### WHAT IS ASKED
Repeat the records word for word, excluding any picture.

### EXTRACTED MATERIAL
● ● ● ● ●

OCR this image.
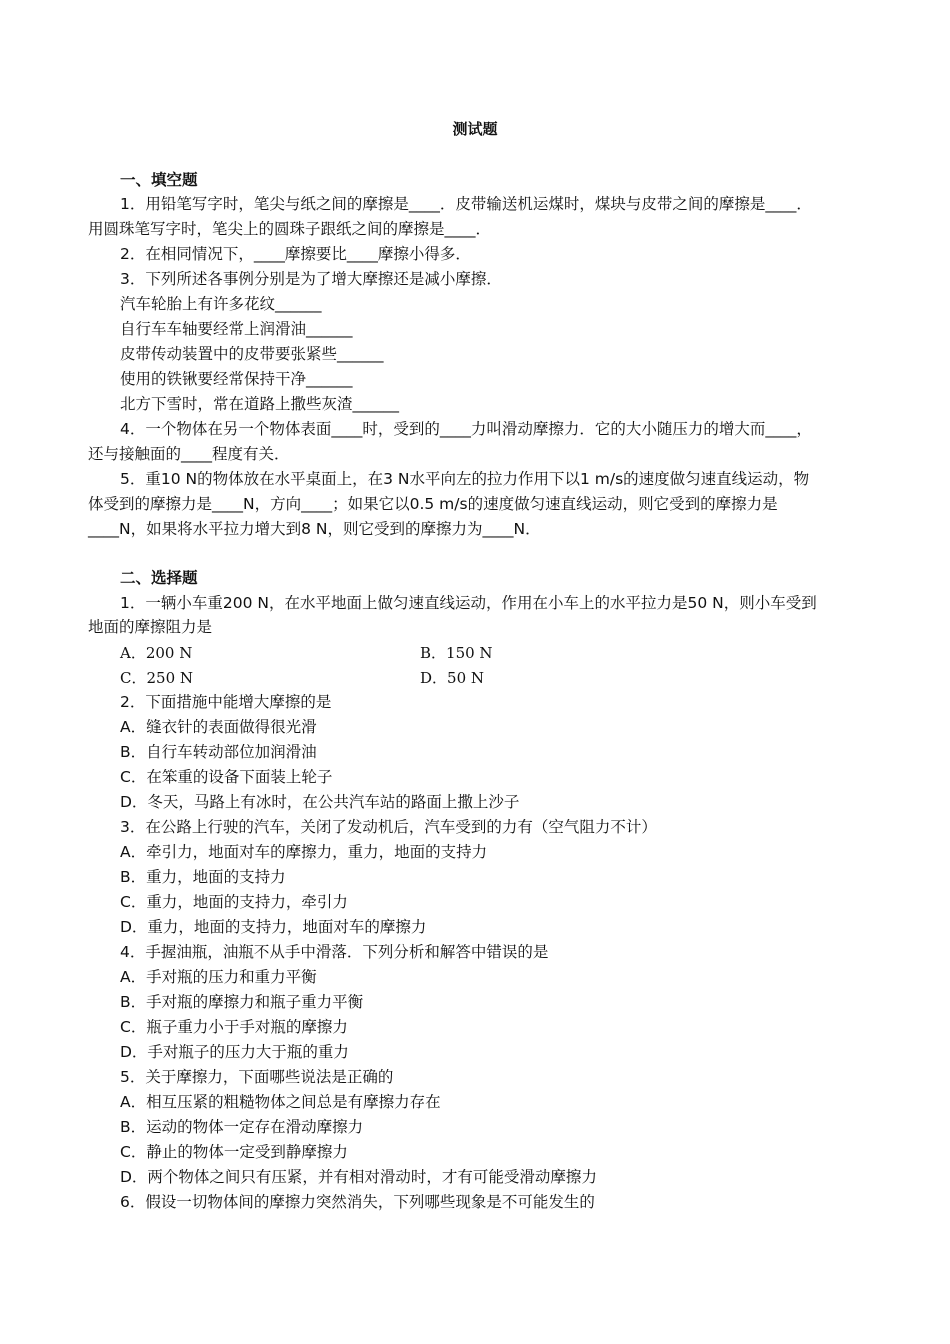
测试题
一、填空题
1．用铅笔写字时，笔尖与纸之间的摩擦是____．皮带输送机运煤时，煤块与皮带之间的摩擦是____．
用圆珠笔写字时，笔尖上的圆珠子跟纸之间的摩擦是____．
2．在相同情况下，____摩擦要比____摩擦小得多．
3．下列所述各事例分别是为了增大摩擦还是减小摩擦．
汽车轮胎上有许多花纹______
自行车车轴要经常上润滑油______
皮带传动装置中的皮带要张紧些______
使用的铁锹要经常保持干净______
北方下雪时，常在道路上撒些灰渣______
4．一个物体在另一个物体表面____时，受到的____力叫滑动摩擦力．它的大小随压力的增大而____，
还与接触面的____程度有关．
5．重10 N的物体放在水平桌面上，在3 N水平向左的拉力作用下以1 m/s的速度做匀速直线运动，物
体受到的摩擦力是____N，方向____；如果它以0.5 m/s的速度做匀速直线运动，则它受到的摩擦力是
____N，如果将水平拉力增大到8 N，则它受到的摩擦力为____N．
二、选择题
1．一辆小车重200 N，在水平地面上做匀速直线运动，作用在小车上的水平拉力是50 N，则小车受到
地面的摩擦阻力是
A．200 N	B．150 N
C．250 N	D．50 N
2．下面措施中能增大摩擦的是
A．缝衣针的表面做得很光滑
B．自行车转动部位加润滑油
C．在笨重的设备下面装上轮子
D．冬天，马路上有冰时，在公共汽车站的路面上撒上沙子
3．在公路上行驶的汽车，关闭了发动机后，汽车受到的力有（空气阻力不计）
A．牵引力，地面对车的摩擦力，重力，地面的支持力
B．重力，地面的支持力
C．重力，地面的支持力，牵引力
D．重力，地面的支持力，地面对车的摩擦力
4．手握油瓶，油瓶不从手中滑落．下列分析和解答中错误的是
A．手对瓶的压力和重力平衡
B．手对瓶的摩擦力和瓶子重力平衡
C．瓶子重力小于手对瓶的摩擦力
D．手对瓶子的压力大于瓶的重力
5．关于摩擦力，下面哪些说法是正确的
A．相互压紧的粗糙物体之间总是有摩擦力存在
B．运动的物体一定存在滑动摩擦力
C．静止的物体一定受到静摩擦力
D．两个物体之间只有压紧，并有相对滑动时，才有可能受滑动摩擦力
6．假设一切物体间的摩擦力突然消失，下列哪些现象是不可能发生的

● ● ● ● ●

### TASK SOLUTION
OCR this image.
测试题
一、填空题
1．用铅笔写字时，笔尖与纸之间的摩擦是____．皮带输送机运煤时，煤块与皮带之间的摩擦是____．
用圆珠笔写字时，笔尖上的圆珠子跟纸之间的摩擦是____．
2．在相同情况下，____摩擦要比____摩擦小得多．
3．下列所述各事例分别是为了增大摩擦还是减小摩擦．
汽车轮胎上有许多花纹______
自行车车轴要经常上润滑油______
皮带传动装置中的皮带要张紧些______
使用的铁锹要经常保持干净______
北方下雪时，常在道路上撒些灰渣______
4．一个物体在另一个物体表面____时，受到的____力叫滑动摩擦力．它的大小随压力的增大而____，
还与接触面的____程度有关．
5．重10 N的物体放在水平桌面上，在3 N水平向左的拉力作用下以1 m/s的速度做匀速直线运动，物
体受到的摩擦力是____N，方向____；如果它以0.5 m/s的速度做匀速直线运动，则它受到的摩擦力是
____N，如果将水平拉力增大到8 N，则它受到的摩擦力为____N．
二、选择题
1．一辆小车重200 N，在水平地面上做匀速直线运动，作用在小车上的水平拉力是50 N，则小车受到
地面的摩擦阻力是
A．200 N	B．150 N
C．250 N	D．50 N
2．下面措施中能增大摩擦的是
A．缝衣针的表面做得很光滑
B．自行车转动部位加润滑油
C．在笨重的设备下面装上轮子
D．冬天，马路上有冰时，在公共汽车站的路面上撒上沙子
3．在公路上行驶的汽车，关闭了发动机后，汽车受到的力有（空气阻力不计）
A．牵引力，地面对车的摩擦力，重力，地面的支持力
B．重力，地面的支持力
C．重力，地面的支持力，牵引力
D．重力，地面的支持力，地面对车的摩擦力
4．手握油瓶，油瓶不从手中滑落．下列分析和解答中错误的是
A．手对瓶的压力和重力平衡
B．手对瓶的摩擦力和瓶子重力平衡
C．瓶子重力小于手对瓶的摩擦力
D．手对瓶子的压力大于瓶的重力
5．关于摩擦力，下面哪些说法是正确的
A．相互压紧的粗糙物体之间总是有摩擦力存在
B．运动的物体一定存在滑动摩擦力
C．静止的物体一定受到静摩擦力
D．两个物体之间只有压紧，并有相对滑动时，才有可能受滑动摩擦力
6．假设一切物体间的摩擦力突然消失，下列哪些现象是不可能发生的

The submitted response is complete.